WRITTEN TASK -> In the data that follows, count every line holding the string "会计上以" and give the count alone.

EXERCISE INPUTS ->
>> BEGIN

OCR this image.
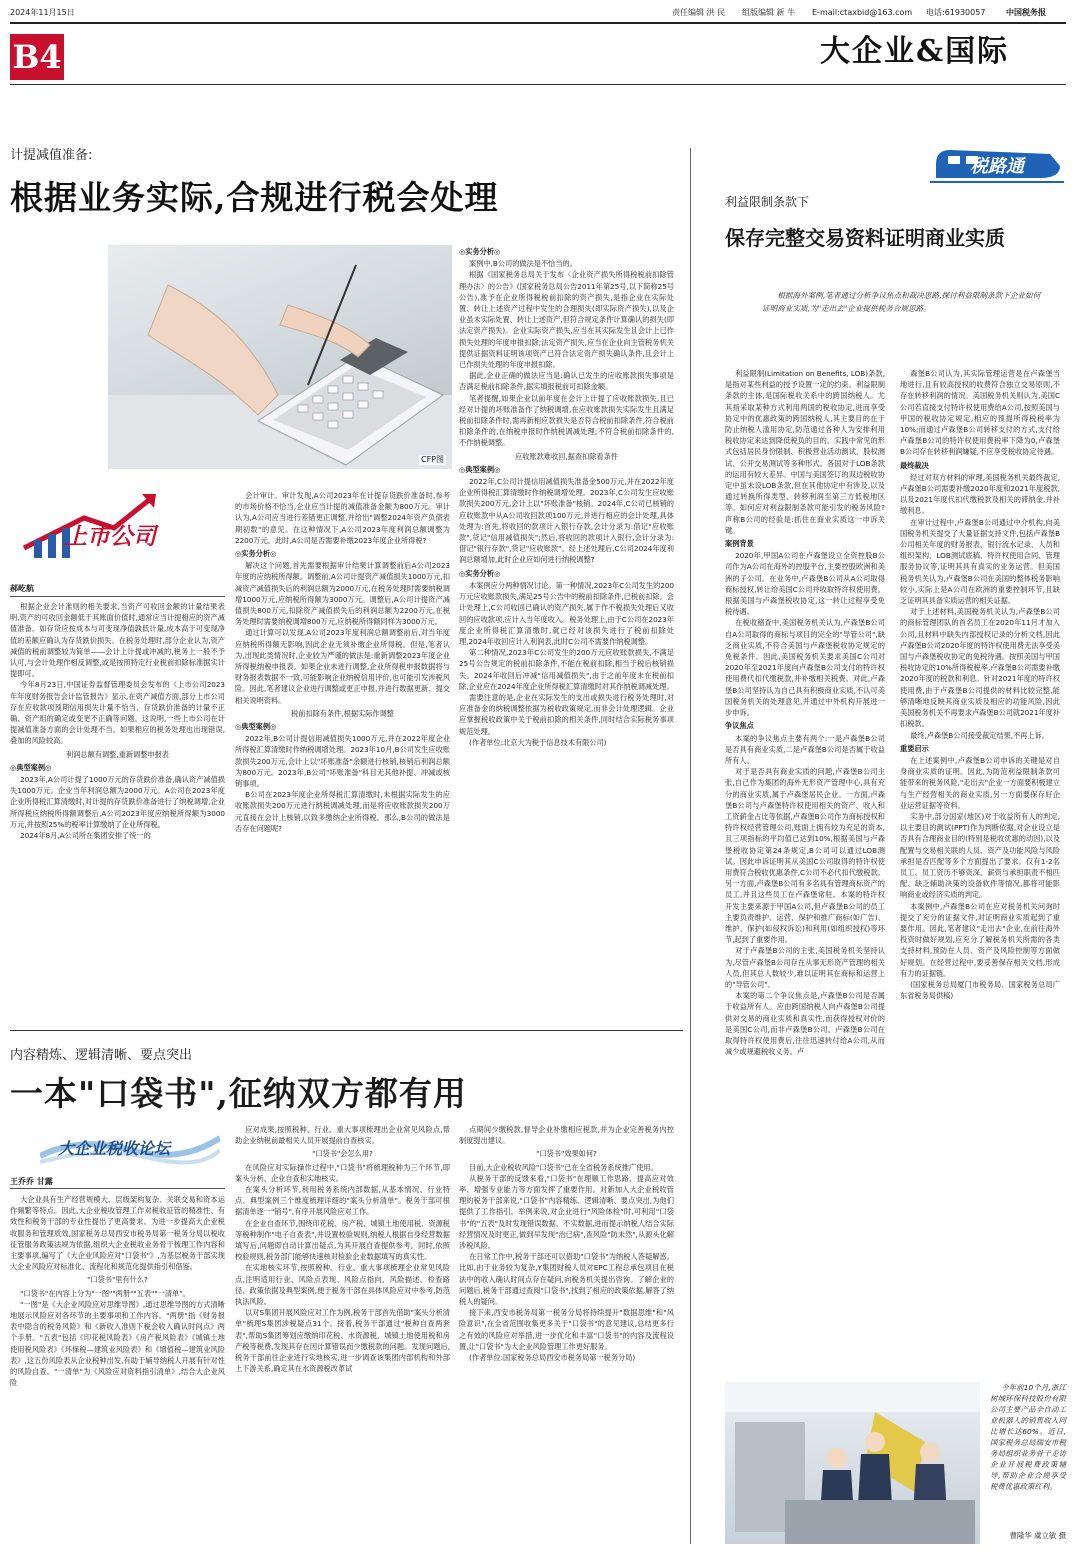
2024年11月15日	责任编辑 洪 民 组版编辑 新 牛 E-mail:ctaxbid@163.com 电话:61930057	中国税务报
B4	大企业&国际
计提减值准备:
根据业务实际,合规进行税会处理
CFP图
上市公司
郝屹航

根据企业会计准则的相关要求,当资产可收回金额的计量结果表明,资产的可收回金额低于其账面价值时,通常应当计提相应的资产减值准备。如存货应按成本与可变现净值孰低计量,成本高于可变现净值的差额应确认为存货跌价损失。在税务处理时,部分企业认为,资产减值的税前调整较为简单——会计上计提或冲减的,税务上一般不予认可,与会计处理作相反调整,或是按照特定行业税前扣除标准据实计提即可。

今年8月23日,中国证券监督管理委员会发布的《上市公司2023年年度财务报告会计监管报告》显示,在资产减值方面,部分上市公司存在应收款项预期信用损失计量不恰当、存货跌价准备的计量不正确、资产组的确定或变更不正确等问题。这说明,一些上市公司在计提减值准备方面的会计处理不当。如果相应的税务处理也出现错误,叠加的风险较高。

利润总额有调整,重新调整申报表

◎典型案例◎

2023年,A公司计提了1000万元的存货跌价准备,确认资产减值损失1000万元。企业当年利润总额为2000万元。A公司在2023年度企业所得税汇算清缴时,对计提的存货跌价准备进行了纳税调增,企业所得税应纳税所得额调整后,A公司2023年度应纳税所得额为3000万元,并按照25%的税率计算缴纳了企业所得税。

2024年8月,A公司所在集团安排了统一的

会计审计。审计发现,A公司2023年在计提存货跌价准备时,参考的市场价格不恰当,企业应当计提的减值准备金额为800万元。审计认为,A公司应当进行差错更正调整,并给出"调整2024年资产负债表期初数"的意见。在这种情况下,A公司2023年度利润总额调整为2200万元。此时,A公司是否需要补缴2023年度企业所得税?

◎实务分析◎

解决这个问题,首先需要根据审计结果计算调整前后A公司2023年度的应纳税所得额。调整前,A公司计提资产减值损失1000万元,扣减资产减值损失后的利润总额为2000万元,在税务处理时需要纳税调增1000万元,应纳税所得额为3000万元。调整后,A公司计提资产减值损失800万元,扣除资产减值损失后的利润总额为2200万元,在税务处理时需要纳税调增800万元,应纳税所得额同样为3000万元。

通过计算可以发现,A公司2023年度利润总额调整前后,对当年度应纳税所得额无影响,因此企业无须补缴企业所得税。但是,笔者认为,出现此类情况时,企业较为严谨的做法是:重新调整2023年度企业所得税纳税申报表。如果企业未进行调整,企业所得税申报数据将与财务报表数据不一致,可能影响企业纳税信用评价,也可能引发涉税风险。因此,笔者建议企业进行调整或更正申报,并进行数据更新、提交相关说明资料。

税前扣除有条件,根据实际作调整

◎典型案例◎

2022年,B公司计提信用减值损失1000万元,并在2022年度企业所得税汇算清缴时作纳税调增处理。2023年10月,B公司发生应收账款损失200万元,会计上以"坏账准备"余额进行核销,核销后利润总额为800万元。2023年,B公司"坏账准备"科目无其他补提、冲减或核销事项。

B公司在2023年度企业所得税汇算清缴时,未根据实际发生的应收账款损失200万元进行纳税调减处理,而是将应收账款损失200万元直接在会计上核销,以致多缴纳企业所得税。那么,B公司的做法是否存在问题呢?

◎实务分析◎

案例中,B公司的做法是不恰当的。

根据《国家税务总局关于发布〈企业资产损失所得税税前扣除管理办法〉的公告》(国家税务总局公告2011年第25号,以下简称25号公告),准予在企业所得税税前扣除的资产损失,是指企业在实际处置、转让上述资产过程中发生的合理损失(即实际资产损失),以及企业虽未实际处置、转让上述资产,但符合规定条件计算确认的损失(即法定资产损失)。企业实际资产损失,应当在其实际发生且会计上已作损失处理的年度申报扣除;法定资产损失,应当在企业向主管税务机关提供证据资料证明该项资产已符合法定资产损失确认条件,且会计上已作损失处理的年度申报扣除。

据此,企业正确的做法应当是:确认已发生的应收账款损失事项是否满足税前扣除条件,据实填报税前可扣除金额。

笔者提醒,如果企业以前年度在会计上计提了应收账款损失,且已经对计提的坏账准备作了纳税调增,在应收账款损失实际发生且满足税前扣除条件时,需再新相应款损失是否符合税前扣除条件,符合税前扣除条件的,在纳税申报时作纳税调减处理;不符合税前扣除条件的,不作纳税调整。

应收账款难收回,据查扣除看条件

◎典型案例◎

2022年,C公司计提信用减值损失准备金500万元,并在2022年度企业所得税汇算清缴时作纳税调增处理。2023年,C公司发生应收账款损失200万元,会计上以"坏账准备"核销。2024年,C公司已核销的应收账款中从A公司收回款项100万元,并进行相应的会计处理,具体处理为:首先,将收回的款项计入银行存款,会计分录为:借记"应收账款",贷记"信用减值损失";然后,将收回的款项计入银行,会计分录为:借记"银行存款",贷记"应收账款"。经上述处理后,C公司2024年度利润总额增加,此时企业应如何进行纳税调整?

◎实务分析◎

本案例应分两种情况讨论。第一种情况,2023年C公司发生的200万元应收账款损失,满足25号公告中的税前扣除条件,已税前扣除。会计处理上,C公司收回已确认的资产损失,属于作不税损失处理后又收回的应收款项,应计入当年度收入。税务处理上,由于C公司在2023年度企业所得税汇算清缴时,就已经对该损失进行了税前扣除处理,2024年收回应计入利润表,此时C公司不需要作纳税调整。

第二种情况,2023年C公司发生的200万元应收账款损失,不满足25号公告规定的税前扣除条件,不能在税前扣除,相当于税后核销损失。2024年收回后冲减"信用减值损失",由于之前年度未在税前扣除,企业应在2024年度企业所得税汇算清缴时对其作纳税调减处理。

需要注意的是,企业在实际发生的支出或损失进行税务处理时,对应准备金的纳税调整依据为税收政策规定,而非会计处理逻辑。企业应掌握税收政策中关于税前扣除的相关条件,同时结合实际税务事项规范处理。

(作者单位:北京大为税干信息技术有限公司)

内容精炼、逻辑清晰、要点突出
一本"口袋书",征纳双方都有用
大企业税收论坛
王乔乔 甘露

大企业具有生产经营规模大、层级架构复杂、关联交易和资本运作频繁等特点。因此,大企业税收管理工作对税收征管的精准性、有效性和税务干部的专业性提出了更高要求。为进一步提高大企业税收服务和管理质效,国家税务总局西安市税务局第一税务分局以税收征管服务政策法规为依据,组织大企业税收业务骨干梳理工作内容和主要事项,编写了《大企业风险应对"口袋书"》,为基层税务干部实现大企业风险应对标准化、流程化和规范化提供指引和借鉴。

"口袋书"里有什么?

"口袋书"在内容上分为"一图""两册""五表""一清单"。

"一图"是《大企业风险应对思维导图》,通过思维导图的方式清晰地展示风险应对各环节的主要事项和工作内容。"两册"指《财务报表中隐含的税务风险》和《新收入准则下税会收入确认时间点》两个手册。"五表"包括《印花税风险表》《房产税风险表》《城镇土地使用税风险表》《环保税—建筑业风险表》和《增值税—建筑业风险表》,这五份风险表从企业税种出发,有助于辅导纳税人开展有针对性的风险自查。"一清单"为《风险应对资料指引清单》,结合大企业风险

应对成果,按照税种、行业、重大事项梳理出企业常见风险点,帮助企业纳税前最相关人员开展提前自查核实。

"口袋书"会怎么用?

在风险应对实际操作过程中,"口袋书"将梳理税种为三个环节,即案头分析、企业自查和实地核实。

在案头分析环节,利用税务系统内部数据,从基本情况、行业特点、典型案例三个维度梳理详细的"案头分析清单"。税务干部可根据清单逐一"销号",有序开展风险应对工作。

在企业自查环节,围绕印花税、房产税、城镇土地使用税、资源税等税种制作"电子自查表",并设置校验规则,纳税人根据自身经营数据填写后,问题即自动计算出疑点,为其开展自查提供参考。同时,依照校验规则,税务部门能够快速核对检验企业数据填写的真实性。

在实地核实环节,按照税种、行业、重大事项梳理企业常见风险点,注明适用行业、风险点表现、风险点指向、风险描述、检查路径、政策依据及典型案例,便于税务干部在具体风险应对中参考,防范执法风险。

以对S集团开展风险应对工作为例,税务干部首先借助"案头分析清单"梳理S集团涉税疑点31个。接着,税务干部通过"税种自查两套表",帮助S集团筹划应缴纳印花税、水资源税、城镇土地使用税和房产税等税费,发现其存在因计算错误而少缴税款的问题。发现问题后,税务干部前往企业进行实地核实,进一步调查该集团内部机构和外部上下游关系,确定其在水资源税改革试

点期间少缴税款,督导企业补缴相应税款,并为企业完善税务内控制度提出建议。

"口袋书"效果如何?

目前,大企业税收风险"口袋书"已在全省税务系统推广使用。

从税务干部的反馈来看,"口袋书"在理顺工作思路、提高应对效率、增强专业能力等方面发挥了重要作用。对新加入大企业税收管理的税务干部来说,"口袋书"内容精练、逻辑清晰、要点突出,为他们提供了工作指引。举例来说,对企业进行"风险体检"时,可利用"口袋书"的"五表"及时发现错误数据、不实数据,进而提示纳税人结合实际经营情况及时更正,做到早发现"治已病",查风险"防未然",从源头化解涉税风险。

在日常工作中,税务干部还可以借助"口袋书"为纳税人答疑解惑。比如,由于业务较为复杂,Y集团财税人员对EPC工程总承包项目在税法中的收入确认时间点存在疑问,向税务机关提出咨询。了解企业的问题后,税务干部通过查阅"口袋书",找到了相应的政策依据,解答了纳税人的疑问。

接下来,西安市税务局第一税务分局将持续提升"数据思维"和"风险意识",在全省范围收集更多关于"口袋书"的意见建议,总结更多行之有效的风险应对举措,进一步优化和丰富"口袋书"的内容及流程设置,让"口袋书"为大企业风险管理工作更好服务。

(作者单位:国家税务总局西安市税务局第一税务分局)

税路通
利益限制条款下
保存完整交易资料证明商业实质
根据海外案例,笔者通过分析争议焦点和裁决思路,探讨利益限制条款下企业如何证明商业实质,为"走出去"企业提供税务合规思路。

利益限制(Limitation on Benefits, LOB)条款,是指对某些利益的授予设置一定的约束。利益限制条款的主体,是国际税收关系中的跨国纳税人。尤其指采取某种方式利用两国的税收协定,进而享受协定中的优惠政策的跨国纳税人,其主要目的在于防止纳税人滥用协定,防范通过各种人为安排利用税收协定来达到降低税负的目的。实践中常见的形式包括居民身份限制、积极营业活动测试、股权测试、公开交易测试等多种形式。各国对于LOB条款的运用有较大差异。中国与美国签订的双边税收协定中虽未设LOB条款,但在其他协定中有涉及,以及通过转换所得类型、转移利润至第三方低税地区等。如何应对利益限制条款可能引发的税务风险?声称B公司的经验是:抓住在商业实质这一申诉关键。

案例背景

2020年,甲国A公司在卢森堡设立全资控股B公司作为A公司在海外的控股平台,主要控股欧洲和美洲的子公司。在业务中,卢森堡B公司从A公司取得商标授权,转让给美国C公司并收取特许权使用费。根据美国与卢森堡税收协定,这一转让过程享受免税待遇。

在税收稽查中,美国税务机关认为,卢森堡B公司自A公司取得的商标与项目的完全的"导管公司",缺乏商业实质,不符合美国与卢森堡税收协定规定的免税条件。因此,美国税务机关要求美国C公司对2020年至2021年度向卢森堡B公司支付的特许权使用费代扣代缴税款,并补缴相关税费。对此,卢森堡B公司坚持认为自己具有积极商业实质,不认可美国税务机关的处理意见,并通过中外机构开展进一步申诉。

争议焦点

本案的争议焦点主要有两个:一是卢森堡B公司是否具有商业实质,二是卢森堡B公司是否属于收益所有人。

对于是否具有商业实质的问题,卢森堡B公司主张,自己作为集团的海外无形资产管理中心,具有充分的商业实质,属于卢森堡居民企业。一方面,卢森堡B公司与卢森堡特许权使用相关的资产、收入和工资薪金占比等依据,卢森堡B公司作为商标授权和特许权经营管理公司,账面上拥有较为充足的资本,且三项指标的平均值已达到10%,根据美国与卢森堡税收协定第24条规定,B公司可以通过LOB测试。因此申诉证明其从美国C公司取得的特许权使用费符合税收优惠条件,C公司不必代扣代缴税款。另一方面,卢森堡B公司有多名具有管理商标资产的员工,并且这些员工在卢森堡常驻。本案的特许权开发主要来源于甲国A公司,但卢森堡B公司的员工主要负责维护、运营、保护和推广商标(如广告)、维护、保护(如侵权诉讼)和利用(如组织授权)等环节,起到了重要作用。

对于卢森堡B公司的主张,美国税务机关坚持认为,尽管卢森堡B公司存在从事无形资产管理的相关人员,但其总人数较少,难以证明其在商标和运营上的"导管公司"。

本案的第二个争议焦点是,卢森堡B公司是否属于收益所有人。应由跨国纳税人向卢森堡B公司提供对交易的商业实质和真实性,而获得授权对价的是美国C公司,而非卢森堡B公司。卢森堡B公司在取得特许权使用费后,往往迅速转付给A公司,从而减少或规避税收义务。卢

森堡B公司认为,其实际管理运营是在卢森堡当地进行,且有较高授权的收费符合独立交易原则,不存在转移利润的情况。美国税务机关则认为,美国C公司若直接支付特许权使用费给A公司,按照美国与甲国的税收协定规定,相应的预提所得税税率为10%;而通过卢森堡B公司转移支付的方式,支付给卢森堡B公司的特许权使用费税率下降为0,卢森堡B公司存在转移利润嫌疑,不应享受税收协定待遇。

最终裁决

经过对双方材料的审理,美国税务机关最终裁定,卢森堡B公司需要补缴2020年度和2021年度税款,以及2021年度代扣代缴税款及相关的滞纳金,并补缴利息。

在审计过程中,卢森堡B公司通过中介机构,向美国税务机关提交了大量证据支持文件,包括卢森堡B公司相关年度的财务报表、银行流水记录、人员和组织架构、LOB测试底稿、特许权使用合同、管理服务协议等,证明其具有真实的业务运营。但美国税务机关认为,卢森堡B公司在美国的整体税务影响较小,实际上是A公司在欧洲的重要控制环节,且缺乏证明其具备实质运营的相关证据。

对于上述材料,美国税务机关认为,卢森堡B公司的商标管理团队的首名员工在2020年11月才加入公司,且材料中缺失内部授权记录的分析文档,因此卢森堡B公司2020年度的特许权使用费无法享受美国与卢森堡税收协定的免税待遇。按照美国与甲国税收协定的10%所得税税率,卢森堡B公司需要补缴2020年度的税款和利息。针对2021年度的特许权使用费,由于卢森堡B公司提供的材料比较完整,能够清晰地反映其商业实质及相应的功能风险,因此美国税务机关不再要求卢森堡B公司就2021年度补扣税款。

最终,卢森堡B公司接受裁定结果,不再上诉。

重要启示

在上述案例中,卢森堡B公司申诉的关键是对自身商业实质的证明。因此,为防范利益限制条款可能带来的税务风险,"走出去"企业一方面要积极建立与生产经营相关的商业实质,另一方面要保存好企业运营证据等资料。

实务中,部分国家(地区)对于收益所有人的判定,以主要目的测试(PPT)作为判断依据,对企业设立是否具有合理商业目的(特别是税收优惠的动因),以及配置与交易相关联的人员、资产及功能风险与风险承担是否匹配等多个方面提出了要求。仅有1-2名员工、员工资历不够资深、薪资与承担职责不相匹配、缺乏辅助决策的设备软件等情况,都将可能影响商业或经济实质的判定。

本案例中,卢森堡B公司在应对税务机关问询时提交了充分的证据文件,对证明商业实质起到了重要作用。因此,笔者建议"走出去"企业,在前往海外投资时做好规划,应充分了解税务机关所需的各类支持材料,预防在人员、资产及风险控制等方面做好规划。在经营过程中,要妥善保存相关文档,形成有力的证据链。

(国家税务总局厦门市税务局、国家税务总局广东省税务局供稿)

今年前10个月,浙江树城环保科技股份有限公司主要产品全自动工业机器人的销售收入同比增长达60%。近日,国家税务总局瑞安市税务局组织业务骨干走访企业开展税费政策辅导,帮助企业合规享受税费优惠政策红利。
曹隆华 虞立敏 摄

>> END

THE ANSWER -> 2